(Requirement):
Copy out each line containing "Jakes" from the entries below.

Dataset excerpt
>> start

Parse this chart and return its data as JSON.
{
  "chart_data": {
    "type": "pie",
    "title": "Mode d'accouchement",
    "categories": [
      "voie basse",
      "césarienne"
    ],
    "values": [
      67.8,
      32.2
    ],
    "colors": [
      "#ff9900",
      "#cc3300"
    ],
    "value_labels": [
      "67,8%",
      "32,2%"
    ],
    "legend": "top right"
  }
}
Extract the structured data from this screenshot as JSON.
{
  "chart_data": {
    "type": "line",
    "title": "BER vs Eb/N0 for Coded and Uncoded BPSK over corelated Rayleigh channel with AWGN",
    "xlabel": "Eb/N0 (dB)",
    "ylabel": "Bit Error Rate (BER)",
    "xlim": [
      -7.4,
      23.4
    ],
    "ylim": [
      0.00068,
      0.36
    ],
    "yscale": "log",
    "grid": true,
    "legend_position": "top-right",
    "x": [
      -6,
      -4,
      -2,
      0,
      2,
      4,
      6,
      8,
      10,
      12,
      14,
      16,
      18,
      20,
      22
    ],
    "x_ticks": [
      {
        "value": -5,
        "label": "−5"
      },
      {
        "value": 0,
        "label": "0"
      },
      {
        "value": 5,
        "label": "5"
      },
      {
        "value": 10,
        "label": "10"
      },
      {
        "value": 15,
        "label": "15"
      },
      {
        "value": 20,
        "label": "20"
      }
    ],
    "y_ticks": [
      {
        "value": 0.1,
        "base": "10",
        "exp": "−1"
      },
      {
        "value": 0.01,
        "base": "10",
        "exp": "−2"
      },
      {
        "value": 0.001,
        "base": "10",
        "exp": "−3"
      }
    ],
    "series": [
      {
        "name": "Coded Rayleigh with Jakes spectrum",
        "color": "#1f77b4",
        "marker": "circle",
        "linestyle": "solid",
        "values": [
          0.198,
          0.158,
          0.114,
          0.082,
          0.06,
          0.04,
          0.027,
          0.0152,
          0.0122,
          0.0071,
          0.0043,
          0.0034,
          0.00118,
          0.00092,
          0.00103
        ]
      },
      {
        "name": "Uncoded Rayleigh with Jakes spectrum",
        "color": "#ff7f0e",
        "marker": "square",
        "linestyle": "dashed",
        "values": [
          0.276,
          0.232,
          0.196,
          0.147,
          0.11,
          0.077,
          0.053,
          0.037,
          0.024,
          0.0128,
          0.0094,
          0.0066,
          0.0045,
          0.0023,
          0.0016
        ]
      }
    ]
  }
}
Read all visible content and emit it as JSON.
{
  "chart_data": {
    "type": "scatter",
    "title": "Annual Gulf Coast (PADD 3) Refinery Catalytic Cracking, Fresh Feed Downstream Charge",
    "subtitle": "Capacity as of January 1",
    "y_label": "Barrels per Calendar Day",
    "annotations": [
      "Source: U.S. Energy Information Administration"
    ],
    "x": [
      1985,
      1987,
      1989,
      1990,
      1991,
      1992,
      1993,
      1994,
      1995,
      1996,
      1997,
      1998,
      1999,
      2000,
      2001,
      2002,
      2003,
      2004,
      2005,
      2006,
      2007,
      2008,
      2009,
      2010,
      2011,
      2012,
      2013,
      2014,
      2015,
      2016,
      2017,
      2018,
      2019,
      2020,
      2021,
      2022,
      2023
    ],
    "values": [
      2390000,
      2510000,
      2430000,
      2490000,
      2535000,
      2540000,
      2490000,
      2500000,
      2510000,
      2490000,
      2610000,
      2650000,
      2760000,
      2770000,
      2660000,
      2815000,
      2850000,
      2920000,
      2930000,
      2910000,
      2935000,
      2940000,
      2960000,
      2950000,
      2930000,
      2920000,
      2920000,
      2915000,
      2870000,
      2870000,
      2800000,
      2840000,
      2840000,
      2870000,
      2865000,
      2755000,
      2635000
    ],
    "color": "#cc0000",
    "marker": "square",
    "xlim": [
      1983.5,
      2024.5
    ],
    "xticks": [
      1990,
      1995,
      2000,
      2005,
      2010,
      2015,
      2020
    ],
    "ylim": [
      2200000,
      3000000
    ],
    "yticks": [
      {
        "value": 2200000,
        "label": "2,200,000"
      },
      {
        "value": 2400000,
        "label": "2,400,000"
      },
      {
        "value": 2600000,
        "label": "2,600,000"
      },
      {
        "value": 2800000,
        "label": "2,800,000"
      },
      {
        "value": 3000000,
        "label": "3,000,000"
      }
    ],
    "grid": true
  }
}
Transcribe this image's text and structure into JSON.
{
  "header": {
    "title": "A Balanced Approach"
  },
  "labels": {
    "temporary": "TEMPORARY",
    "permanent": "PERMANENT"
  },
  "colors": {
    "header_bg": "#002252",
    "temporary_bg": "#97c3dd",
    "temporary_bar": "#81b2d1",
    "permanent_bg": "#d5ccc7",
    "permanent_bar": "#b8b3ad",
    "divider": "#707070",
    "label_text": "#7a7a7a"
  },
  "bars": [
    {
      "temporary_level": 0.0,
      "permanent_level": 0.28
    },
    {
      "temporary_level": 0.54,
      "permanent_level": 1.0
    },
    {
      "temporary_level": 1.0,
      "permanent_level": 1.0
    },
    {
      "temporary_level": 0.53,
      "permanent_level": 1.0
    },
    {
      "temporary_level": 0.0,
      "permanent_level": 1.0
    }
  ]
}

>> end

(Result):
        "name": "Coded Rayleigh with Jakes spectrum",
        "name": "Uncoded Rayleigh with Jakes spectrum",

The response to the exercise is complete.